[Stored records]
————

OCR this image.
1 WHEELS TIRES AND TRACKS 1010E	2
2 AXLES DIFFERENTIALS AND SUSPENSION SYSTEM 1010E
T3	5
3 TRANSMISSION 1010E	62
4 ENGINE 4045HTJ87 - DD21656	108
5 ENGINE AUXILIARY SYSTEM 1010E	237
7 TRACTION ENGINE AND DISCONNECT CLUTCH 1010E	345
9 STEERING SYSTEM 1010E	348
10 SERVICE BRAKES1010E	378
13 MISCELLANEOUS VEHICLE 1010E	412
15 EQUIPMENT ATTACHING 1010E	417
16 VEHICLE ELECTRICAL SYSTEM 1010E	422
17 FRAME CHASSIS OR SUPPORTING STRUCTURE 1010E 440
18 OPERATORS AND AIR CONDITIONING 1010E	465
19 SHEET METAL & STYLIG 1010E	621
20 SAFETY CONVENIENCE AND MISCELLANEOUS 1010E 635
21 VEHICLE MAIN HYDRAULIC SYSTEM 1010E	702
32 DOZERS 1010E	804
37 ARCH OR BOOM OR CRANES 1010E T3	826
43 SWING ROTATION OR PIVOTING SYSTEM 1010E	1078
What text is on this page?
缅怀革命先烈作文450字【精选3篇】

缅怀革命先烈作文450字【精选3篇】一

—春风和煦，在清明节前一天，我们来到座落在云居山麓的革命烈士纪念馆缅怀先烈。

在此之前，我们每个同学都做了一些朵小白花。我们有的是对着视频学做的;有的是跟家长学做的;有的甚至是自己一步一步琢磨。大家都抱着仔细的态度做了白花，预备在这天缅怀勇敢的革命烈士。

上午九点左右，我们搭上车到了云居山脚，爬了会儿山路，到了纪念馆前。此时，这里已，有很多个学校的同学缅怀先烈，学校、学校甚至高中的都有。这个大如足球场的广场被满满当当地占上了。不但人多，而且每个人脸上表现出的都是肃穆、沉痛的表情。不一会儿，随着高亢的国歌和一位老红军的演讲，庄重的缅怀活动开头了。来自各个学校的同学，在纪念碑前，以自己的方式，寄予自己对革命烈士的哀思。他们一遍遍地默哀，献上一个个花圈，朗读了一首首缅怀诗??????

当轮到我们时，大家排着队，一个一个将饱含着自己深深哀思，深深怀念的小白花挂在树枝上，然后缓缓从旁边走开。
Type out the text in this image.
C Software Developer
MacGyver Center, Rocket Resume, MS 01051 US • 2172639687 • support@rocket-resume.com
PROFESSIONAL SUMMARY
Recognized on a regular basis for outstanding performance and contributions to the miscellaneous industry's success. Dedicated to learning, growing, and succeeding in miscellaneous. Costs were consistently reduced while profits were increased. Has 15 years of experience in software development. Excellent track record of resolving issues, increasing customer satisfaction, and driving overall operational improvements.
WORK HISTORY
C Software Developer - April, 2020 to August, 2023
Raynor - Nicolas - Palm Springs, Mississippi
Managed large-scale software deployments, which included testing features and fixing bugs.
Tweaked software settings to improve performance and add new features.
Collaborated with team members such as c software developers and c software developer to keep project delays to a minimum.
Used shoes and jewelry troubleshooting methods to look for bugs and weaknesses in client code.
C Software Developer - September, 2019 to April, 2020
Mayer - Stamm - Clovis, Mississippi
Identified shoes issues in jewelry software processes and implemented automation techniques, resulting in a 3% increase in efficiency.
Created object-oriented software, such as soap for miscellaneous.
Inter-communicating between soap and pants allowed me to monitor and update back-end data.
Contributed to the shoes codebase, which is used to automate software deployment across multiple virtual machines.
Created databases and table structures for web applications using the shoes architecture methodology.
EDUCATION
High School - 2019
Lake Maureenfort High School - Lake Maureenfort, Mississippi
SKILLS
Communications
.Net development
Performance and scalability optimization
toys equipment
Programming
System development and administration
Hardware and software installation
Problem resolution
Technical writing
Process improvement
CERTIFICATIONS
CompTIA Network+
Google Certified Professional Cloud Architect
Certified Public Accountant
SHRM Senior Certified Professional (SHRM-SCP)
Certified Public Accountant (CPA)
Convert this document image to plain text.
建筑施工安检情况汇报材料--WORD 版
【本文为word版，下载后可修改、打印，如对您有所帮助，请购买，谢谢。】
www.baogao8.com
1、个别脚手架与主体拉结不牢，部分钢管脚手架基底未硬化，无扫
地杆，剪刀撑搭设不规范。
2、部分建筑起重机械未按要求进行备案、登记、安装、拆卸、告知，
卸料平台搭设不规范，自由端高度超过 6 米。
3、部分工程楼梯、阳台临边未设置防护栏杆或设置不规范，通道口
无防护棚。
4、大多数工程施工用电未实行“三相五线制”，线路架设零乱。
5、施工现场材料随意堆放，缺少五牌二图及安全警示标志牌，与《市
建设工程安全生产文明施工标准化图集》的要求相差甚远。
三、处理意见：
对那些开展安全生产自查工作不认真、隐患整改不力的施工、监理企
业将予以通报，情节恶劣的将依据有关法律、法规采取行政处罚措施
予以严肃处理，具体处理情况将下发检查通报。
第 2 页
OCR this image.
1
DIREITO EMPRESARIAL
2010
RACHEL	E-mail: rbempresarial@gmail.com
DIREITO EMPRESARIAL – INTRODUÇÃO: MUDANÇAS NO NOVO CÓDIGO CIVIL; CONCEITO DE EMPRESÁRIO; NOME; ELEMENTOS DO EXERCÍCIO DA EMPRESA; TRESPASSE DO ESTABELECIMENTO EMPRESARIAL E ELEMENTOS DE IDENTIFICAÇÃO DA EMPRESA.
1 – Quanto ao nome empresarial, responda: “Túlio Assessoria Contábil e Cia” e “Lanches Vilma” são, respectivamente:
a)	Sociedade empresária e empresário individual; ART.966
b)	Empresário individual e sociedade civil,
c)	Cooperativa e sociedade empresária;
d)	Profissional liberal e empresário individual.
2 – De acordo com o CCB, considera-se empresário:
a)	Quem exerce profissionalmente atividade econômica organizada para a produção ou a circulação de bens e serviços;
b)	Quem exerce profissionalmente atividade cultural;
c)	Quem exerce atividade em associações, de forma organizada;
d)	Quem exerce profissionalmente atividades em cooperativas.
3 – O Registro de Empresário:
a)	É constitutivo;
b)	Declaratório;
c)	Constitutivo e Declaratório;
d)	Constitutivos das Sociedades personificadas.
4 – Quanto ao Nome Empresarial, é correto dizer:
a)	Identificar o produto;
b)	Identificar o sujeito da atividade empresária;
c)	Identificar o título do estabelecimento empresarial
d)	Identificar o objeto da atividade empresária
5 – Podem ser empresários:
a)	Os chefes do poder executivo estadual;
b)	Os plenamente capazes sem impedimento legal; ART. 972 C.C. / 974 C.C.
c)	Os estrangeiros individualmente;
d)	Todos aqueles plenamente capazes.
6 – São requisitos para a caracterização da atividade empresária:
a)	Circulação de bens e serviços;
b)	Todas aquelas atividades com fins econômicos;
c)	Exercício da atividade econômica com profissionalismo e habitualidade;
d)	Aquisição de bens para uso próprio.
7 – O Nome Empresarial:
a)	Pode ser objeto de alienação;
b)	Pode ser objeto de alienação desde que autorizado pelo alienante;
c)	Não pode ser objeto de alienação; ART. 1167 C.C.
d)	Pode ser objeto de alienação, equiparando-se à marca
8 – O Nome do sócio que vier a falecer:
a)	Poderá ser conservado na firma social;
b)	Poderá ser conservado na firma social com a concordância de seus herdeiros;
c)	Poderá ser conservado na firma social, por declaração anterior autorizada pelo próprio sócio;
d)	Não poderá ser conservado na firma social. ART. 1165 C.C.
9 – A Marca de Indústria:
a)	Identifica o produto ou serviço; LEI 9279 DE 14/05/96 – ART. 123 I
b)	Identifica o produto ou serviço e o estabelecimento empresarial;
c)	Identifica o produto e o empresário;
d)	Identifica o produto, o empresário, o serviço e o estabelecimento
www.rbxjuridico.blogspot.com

————

What needs to be done: State the number of lines in the preceding entries that include the word "próprio". Provide nothing else.

Full answer: 2